The exercise: Quote the whole listing word for word, please.

Stored data:

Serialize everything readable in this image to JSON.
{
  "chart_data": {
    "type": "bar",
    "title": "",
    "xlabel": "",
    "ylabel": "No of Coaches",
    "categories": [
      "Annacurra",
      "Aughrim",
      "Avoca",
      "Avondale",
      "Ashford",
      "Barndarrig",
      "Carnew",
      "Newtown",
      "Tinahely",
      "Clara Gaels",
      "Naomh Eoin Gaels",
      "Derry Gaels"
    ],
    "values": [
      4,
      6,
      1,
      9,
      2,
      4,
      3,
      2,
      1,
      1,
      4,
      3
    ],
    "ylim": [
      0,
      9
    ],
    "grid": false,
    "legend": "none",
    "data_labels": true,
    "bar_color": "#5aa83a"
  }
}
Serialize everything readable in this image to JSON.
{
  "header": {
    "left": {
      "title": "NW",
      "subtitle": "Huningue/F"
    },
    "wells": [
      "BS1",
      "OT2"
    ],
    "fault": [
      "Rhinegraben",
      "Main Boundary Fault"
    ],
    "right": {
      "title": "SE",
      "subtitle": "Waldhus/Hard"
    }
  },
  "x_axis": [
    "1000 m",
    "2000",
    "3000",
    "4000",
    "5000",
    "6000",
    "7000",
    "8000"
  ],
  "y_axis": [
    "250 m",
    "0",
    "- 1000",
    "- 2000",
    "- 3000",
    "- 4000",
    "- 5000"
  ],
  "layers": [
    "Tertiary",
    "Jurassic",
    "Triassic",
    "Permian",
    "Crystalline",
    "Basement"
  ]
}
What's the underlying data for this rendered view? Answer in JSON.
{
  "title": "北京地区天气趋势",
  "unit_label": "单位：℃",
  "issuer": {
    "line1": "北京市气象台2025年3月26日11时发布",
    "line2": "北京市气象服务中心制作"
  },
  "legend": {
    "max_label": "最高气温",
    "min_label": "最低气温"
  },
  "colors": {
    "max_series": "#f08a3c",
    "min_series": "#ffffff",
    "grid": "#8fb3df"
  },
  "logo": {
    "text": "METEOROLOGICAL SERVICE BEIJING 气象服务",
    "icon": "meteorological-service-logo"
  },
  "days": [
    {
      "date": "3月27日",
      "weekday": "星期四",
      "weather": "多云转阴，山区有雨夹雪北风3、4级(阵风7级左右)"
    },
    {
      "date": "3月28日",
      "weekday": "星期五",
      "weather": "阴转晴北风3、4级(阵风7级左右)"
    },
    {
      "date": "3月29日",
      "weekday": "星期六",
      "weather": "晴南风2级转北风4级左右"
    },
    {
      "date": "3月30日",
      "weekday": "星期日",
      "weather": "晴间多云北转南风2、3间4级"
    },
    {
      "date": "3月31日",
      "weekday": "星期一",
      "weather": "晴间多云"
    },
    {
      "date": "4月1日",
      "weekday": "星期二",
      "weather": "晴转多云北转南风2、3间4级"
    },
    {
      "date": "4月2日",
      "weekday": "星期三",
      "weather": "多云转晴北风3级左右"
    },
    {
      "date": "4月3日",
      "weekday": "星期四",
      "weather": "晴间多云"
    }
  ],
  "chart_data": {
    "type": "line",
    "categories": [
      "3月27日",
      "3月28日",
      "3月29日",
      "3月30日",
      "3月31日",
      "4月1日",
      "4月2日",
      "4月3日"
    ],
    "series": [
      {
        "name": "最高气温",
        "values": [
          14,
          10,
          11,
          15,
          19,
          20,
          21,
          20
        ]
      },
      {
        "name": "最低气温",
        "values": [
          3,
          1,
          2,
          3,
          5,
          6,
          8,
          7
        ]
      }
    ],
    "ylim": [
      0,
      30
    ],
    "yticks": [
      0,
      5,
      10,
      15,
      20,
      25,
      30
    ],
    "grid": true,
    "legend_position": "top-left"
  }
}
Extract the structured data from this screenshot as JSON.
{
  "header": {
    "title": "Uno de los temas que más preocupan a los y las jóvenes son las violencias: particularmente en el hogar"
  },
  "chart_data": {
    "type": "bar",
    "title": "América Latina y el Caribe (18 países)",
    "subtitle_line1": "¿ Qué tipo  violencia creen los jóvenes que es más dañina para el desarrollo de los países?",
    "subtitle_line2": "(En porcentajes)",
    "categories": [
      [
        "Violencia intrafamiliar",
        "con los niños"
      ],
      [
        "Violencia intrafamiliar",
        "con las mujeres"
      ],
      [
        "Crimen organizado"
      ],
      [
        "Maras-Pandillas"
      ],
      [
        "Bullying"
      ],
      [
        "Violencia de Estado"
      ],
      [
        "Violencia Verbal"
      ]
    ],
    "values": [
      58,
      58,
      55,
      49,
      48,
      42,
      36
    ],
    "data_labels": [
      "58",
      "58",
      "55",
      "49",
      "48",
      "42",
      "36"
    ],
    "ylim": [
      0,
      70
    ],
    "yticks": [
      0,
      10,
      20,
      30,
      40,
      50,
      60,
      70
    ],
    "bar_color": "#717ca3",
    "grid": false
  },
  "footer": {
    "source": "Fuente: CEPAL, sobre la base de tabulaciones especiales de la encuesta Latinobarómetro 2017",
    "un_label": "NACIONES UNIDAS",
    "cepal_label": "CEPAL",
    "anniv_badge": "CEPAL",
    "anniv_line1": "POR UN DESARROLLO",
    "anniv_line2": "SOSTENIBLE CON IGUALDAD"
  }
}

Response to this task:
Serialize everything readable in this image to JSON.
{
  "chart_data": {
    "type": "bar",
    "title": "",
    "xlabel": "",
    "ylabel": "No of Coaches",
    "categories": [
      "Annacurra",
      "Aughrim",
      "Avoca",
      "Avondale",
      "Ashford",
      "Barndarrig",
      "Carnew",
      "Newtown",
      "Tinahely",
      "Clara Gaels",
      "Naomh Eoin Gaels",
      "Derry Gaels"
    ],
    "values": [
      4,
      6,
      1,
      9,
      2,
      4,
      3,
      2,
      1,
      1,
      4,
      3
    ],
    "ylim": [
      0,
      9
    ],
    "grid": false,
    "legend": "none",
    "data_labels": true,
    "bar_color": "#5aa83a"
  }
}
Serialize everything readable in this image to JSON.
{
  "header": {
    "left": {
      "title": "NW",
      "subtitle": "Huningue/F"
    },
    "wells": [
      "BS1",
      "OT2"
    ],
    "fault": [
      "Rhinegraben",
      "Main Boundary Fault"
    ],
    "right": {
      "title": "SE",
      "subtitle": "Waldhus/Hard"
    }
  },
  "x_axis": [
    "1000 m",
    "2000",
    "3000",
    "4000",
    "5000",
    "6000",
    "7000",
    "8000"
  ],
  "y_axis": [
    "250 m",
    "0",
    "- 1000",
    "- 2000",
    "- 3000",
    "- 4000",
    "- 5000"
  ],
  "layers": [
    "Tertiary",
    "Jurassic",
    "Triassic",
    "Permian",
    "Crystalline",
    "Basement"
  ]
}
What's the underlying data for this rendered view? Answer in JSON.
{
  "title": "北京地区天气趋势",
  "unit_label": "单位：℃",
  "issuer": {
    "line1": "北京市气象台2025年3月26日11时发布",
    "line2": "北京市气象服务中心制作"
  },
  "legend": {
    "max_label": "最高气温",
    "min_label": "最低气温"
  },
  "colors": {
    "max_series": "#f08a3c",
    "min_series": "#ffffff",
    "grid": "#8fb3df"
  },
  "logo": {
    "text": "METEOROLOGICAL SERVICE BEIJING 气象服务",
    "icon": "meteorological-service-logo"
  },
  "days": [
    {
      "date": "3月27日",
      "weekday": "星期四",
      "weather": "多云转阴，山区有雨夹雪北风3、4级(阵风7级左右)"
    },
    {
      "date": "3月28日",
      "weekday": "星期五",
      "weather": "阴转晴北风3、4级(阵风7级左右)"
    },
    {
      "date": "3月29日",
      "weekday": "星期六",
      "weather": "晴南风2级转北风4级左右"
    },
    {
      "date": "3月30日",
      "weekday": "星期日",
      "weather": "晴间多云北转南风2、3间4级"
    },
    {
      "date": "3月31日",
      "weekday": "星期一",
      "weather": "晴间多云"
    },
    {
      "date": "4月1日",
      "weekday": "星期二",
      "weather": "晴转多云北转南风2、3间4级"
    },
    {
      "date": "4月2日",
      "weekday": "星期三",
      "weather": "多云转晴北风3级左右"
    },
    {
      "date": "4月3日",
      "weekday": "星期四",
      "weather": "晴间多云"
    }
  ],
  "chart_data": {
    "type": "line",
    "categories": [
      "3月27日",
      "3月28日",
      "3月29日",
      "3月30日",
      "3月31日",
      "4月1日",
      "4月2日",
      "4月3日"
    ],
    "series": [
      {
        "name": "最高气温",
        "values": [
          14,
          10,
          11,
          15,
          19,
          20,
          21,
          20
        ]
      },
      {
        "name": "最低气温",
        "values": [
          3,
          1,
          2,
          3,
          5,
          6,
          8,
          7
        ]
      }
    ],
    "ylim": [
      0,
      30
    ],
    "yticks": [
      0,
      5,
      10,
      15,
      20,
      25,
      30
    ],
    "grid": true,
    "legend_position": "top-left"
  }
}
Extract the structured data from this screenshot as JSON.
{
  "header": {
    "title": "Uno de los temas que más preocupan a los y las jóvenes son las violencias: particularmente en el hogar"
  },
  "chart_data": {
    "type": "bar",
    "title": "América Latina y el Caribe (18 países)",
    "subtitle_line1": "¿ Qué tipo  violencia creen los jóvenes que es más dañina para el desarrollo de los países?",
    "subtitle_line2": "(En porcentajes)",
    "categories": [
      [
        "Violencia intrafamiliar",
        "con los niños"
      ],
      [
        "Violencia intrafamiliar",
        "con las mujeres"
      ],
      [
        "Crimen organizado"
      ],
      [
        "Maras-Pandillas"
      ],
      [
        "Bullying"
      ],
      [
        "Violencia de Estado"
      ],
      [
        "Violencia Verbal"
      ]
    ],
    "values": [
      58,
      58,
      55,
      49,
      48,
      42,
      36
    ],
    "data_labels": [
      "58",
      "58",
      "55",
      "49",
      "48",
      "42",
      "36"
    ],
    "ylim": [
      0,
      70
    ],
    "yticks": [
      0,
      10,
      20,
      30,
      40,
      50,
      60,
      70
    ],
    "bar_color": "#717ca3",
    "grid": false
  },
  "footer": {
    "source": "Fuente: CEPAL, sobre la base de tabulaciones especiales de la encuesta Latinobarómetro 2017",
    "un_label": "NACIONES UNIDAS",
    "cepal_label": "CEPAL",
    "anniv_badge": "CEPAL",
    "anniv_line1": "POR UN DESARROLLO",
    "anniv_line2": "SOSTENIBLE CON IGUALDAD"
  }
}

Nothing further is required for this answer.